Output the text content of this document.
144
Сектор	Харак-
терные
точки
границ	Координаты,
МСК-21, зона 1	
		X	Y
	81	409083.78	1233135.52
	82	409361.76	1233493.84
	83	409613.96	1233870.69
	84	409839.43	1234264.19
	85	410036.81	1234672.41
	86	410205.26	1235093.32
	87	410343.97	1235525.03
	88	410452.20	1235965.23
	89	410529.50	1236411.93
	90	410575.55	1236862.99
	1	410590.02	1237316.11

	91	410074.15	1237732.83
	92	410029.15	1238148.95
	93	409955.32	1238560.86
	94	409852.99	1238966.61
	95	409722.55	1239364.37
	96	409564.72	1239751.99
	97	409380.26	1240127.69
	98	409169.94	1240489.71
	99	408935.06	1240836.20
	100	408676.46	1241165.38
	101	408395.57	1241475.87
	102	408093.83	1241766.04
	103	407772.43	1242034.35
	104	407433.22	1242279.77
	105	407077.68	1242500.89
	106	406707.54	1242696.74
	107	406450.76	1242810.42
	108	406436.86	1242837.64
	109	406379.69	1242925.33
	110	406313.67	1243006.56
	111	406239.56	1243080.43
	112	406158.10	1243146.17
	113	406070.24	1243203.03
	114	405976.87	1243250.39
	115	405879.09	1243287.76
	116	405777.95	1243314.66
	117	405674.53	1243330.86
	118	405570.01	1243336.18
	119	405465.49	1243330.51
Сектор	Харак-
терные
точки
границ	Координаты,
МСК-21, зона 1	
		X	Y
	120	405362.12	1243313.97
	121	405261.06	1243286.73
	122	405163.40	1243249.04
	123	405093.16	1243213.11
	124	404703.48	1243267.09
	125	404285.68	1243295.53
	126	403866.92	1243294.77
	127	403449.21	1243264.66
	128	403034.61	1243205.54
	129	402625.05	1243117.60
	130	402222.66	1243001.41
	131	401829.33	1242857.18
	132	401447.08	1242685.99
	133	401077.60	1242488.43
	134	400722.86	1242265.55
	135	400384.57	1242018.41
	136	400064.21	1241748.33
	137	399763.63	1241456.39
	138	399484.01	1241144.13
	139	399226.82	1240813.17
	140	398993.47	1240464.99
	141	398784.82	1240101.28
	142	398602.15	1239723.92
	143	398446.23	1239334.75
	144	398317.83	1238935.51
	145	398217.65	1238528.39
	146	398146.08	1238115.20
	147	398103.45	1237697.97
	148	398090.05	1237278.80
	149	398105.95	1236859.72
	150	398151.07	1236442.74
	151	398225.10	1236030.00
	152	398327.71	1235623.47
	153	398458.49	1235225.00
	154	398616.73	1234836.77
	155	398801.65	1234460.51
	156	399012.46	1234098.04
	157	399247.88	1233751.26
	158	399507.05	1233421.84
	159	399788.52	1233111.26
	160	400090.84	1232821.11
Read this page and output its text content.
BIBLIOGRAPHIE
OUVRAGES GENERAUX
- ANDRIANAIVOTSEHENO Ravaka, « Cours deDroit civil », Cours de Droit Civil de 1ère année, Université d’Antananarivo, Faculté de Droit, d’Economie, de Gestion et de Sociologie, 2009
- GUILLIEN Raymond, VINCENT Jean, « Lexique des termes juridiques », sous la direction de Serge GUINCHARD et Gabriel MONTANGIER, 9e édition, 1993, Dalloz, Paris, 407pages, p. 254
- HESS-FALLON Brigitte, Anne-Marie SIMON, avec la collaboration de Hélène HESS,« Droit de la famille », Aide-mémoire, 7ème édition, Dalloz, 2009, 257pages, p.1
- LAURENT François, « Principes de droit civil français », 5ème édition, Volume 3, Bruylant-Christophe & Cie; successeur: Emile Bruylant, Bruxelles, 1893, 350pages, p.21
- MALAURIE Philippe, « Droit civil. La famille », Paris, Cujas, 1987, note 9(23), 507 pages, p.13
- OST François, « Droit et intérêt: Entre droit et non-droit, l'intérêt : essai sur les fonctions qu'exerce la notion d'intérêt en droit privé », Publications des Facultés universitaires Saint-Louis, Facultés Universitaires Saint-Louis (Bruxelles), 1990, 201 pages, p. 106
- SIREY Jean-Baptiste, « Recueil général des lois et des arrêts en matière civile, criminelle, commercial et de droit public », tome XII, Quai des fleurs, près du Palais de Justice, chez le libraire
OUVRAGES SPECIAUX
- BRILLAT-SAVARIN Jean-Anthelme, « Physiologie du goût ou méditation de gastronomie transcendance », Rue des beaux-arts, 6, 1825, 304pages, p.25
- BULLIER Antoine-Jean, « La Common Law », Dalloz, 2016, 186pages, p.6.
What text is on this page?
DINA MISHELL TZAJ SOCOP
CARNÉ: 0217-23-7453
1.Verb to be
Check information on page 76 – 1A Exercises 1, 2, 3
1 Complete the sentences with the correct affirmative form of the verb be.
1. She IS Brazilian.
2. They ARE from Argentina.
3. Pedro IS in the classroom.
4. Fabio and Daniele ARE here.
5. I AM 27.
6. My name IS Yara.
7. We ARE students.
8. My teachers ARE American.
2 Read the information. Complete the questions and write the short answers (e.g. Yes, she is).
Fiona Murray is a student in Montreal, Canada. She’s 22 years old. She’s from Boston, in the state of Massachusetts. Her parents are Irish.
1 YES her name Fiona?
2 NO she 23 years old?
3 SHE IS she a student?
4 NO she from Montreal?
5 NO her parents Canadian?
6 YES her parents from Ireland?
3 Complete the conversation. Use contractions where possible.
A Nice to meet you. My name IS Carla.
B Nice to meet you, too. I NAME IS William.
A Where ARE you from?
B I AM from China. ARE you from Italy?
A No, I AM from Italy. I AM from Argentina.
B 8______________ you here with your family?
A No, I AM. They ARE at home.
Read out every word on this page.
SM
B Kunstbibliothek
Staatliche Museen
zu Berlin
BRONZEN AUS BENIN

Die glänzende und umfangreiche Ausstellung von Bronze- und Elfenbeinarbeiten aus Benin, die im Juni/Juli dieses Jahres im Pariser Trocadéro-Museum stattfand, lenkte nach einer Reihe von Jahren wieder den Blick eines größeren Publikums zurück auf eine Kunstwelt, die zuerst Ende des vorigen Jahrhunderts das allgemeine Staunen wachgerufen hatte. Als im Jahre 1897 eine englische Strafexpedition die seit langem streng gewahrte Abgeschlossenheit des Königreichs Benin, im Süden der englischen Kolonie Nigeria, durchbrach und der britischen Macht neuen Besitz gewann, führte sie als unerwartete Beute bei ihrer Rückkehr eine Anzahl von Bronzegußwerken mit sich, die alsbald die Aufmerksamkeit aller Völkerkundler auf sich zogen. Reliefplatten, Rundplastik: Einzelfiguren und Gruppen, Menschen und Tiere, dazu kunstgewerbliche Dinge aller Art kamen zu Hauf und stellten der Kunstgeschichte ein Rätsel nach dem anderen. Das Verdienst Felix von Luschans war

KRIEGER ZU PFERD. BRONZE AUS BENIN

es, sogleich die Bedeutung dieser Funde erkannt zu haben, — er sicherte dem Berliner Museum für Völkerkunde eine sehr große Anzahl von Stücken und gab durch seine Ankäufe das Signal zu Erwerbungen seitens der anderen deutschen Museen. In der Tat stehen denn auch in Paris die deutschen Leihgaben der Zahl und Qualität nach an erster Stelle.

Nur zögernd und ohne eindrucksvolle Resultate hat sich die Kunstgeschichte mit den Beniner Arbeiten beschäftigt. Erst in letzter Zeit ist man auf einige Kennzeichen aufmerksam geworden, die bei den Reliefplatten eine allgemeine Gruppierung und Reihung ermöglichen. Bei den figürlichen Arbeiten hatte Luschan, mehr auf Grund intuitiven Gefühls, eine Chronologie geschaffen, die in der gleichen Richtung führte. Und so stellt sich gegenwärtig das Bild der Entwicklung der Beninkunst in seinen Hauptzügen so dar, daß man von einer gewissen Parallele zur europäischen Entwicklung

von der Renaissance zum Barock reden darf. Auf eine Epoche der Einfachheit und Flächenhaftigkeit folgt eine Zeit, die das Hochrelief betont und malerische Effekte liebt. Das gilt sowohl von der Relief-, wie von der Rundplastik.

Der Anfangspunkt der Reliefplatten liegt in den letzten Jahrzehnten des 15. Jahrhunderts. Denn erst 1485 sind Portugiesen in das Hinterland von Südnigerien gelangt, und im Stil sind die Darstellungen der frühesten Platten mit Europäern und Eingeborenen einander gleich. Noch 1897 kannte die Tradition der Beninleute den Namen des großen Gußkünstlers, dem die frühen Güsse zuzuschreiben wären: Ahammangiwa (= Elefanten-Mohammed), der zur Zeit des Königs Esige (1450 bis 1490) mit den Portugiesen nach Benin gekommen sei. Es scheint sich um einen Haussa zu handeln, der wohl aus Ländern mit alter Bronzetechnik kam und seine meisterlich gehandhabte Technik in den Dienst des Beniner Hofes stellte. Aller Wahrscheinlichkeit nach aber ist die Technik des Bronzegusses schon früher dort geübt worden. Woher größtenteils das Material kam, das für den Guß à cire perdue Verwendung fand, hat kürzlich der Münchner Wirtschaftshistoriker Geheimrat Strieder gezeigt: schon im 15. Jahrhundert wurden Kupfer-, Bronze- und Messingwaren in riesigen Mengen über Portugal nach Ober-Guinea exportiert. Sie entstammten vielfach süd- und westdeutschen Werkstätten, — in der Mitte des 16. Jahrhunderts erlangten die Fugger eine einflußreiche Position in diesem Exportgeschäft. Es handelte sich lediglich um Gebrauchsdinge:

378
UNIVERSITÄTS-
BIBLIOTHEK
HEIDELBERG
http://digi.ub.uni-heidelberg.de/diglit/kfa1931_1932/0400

■ ■ ■ ■ ■

- TASK GOAL -
Identify the lines that contain the string "text", and copy every one of them.

- TASK OUTPUT -
Output the text content of this document.
Read this page and output its text content.
What text is on this page?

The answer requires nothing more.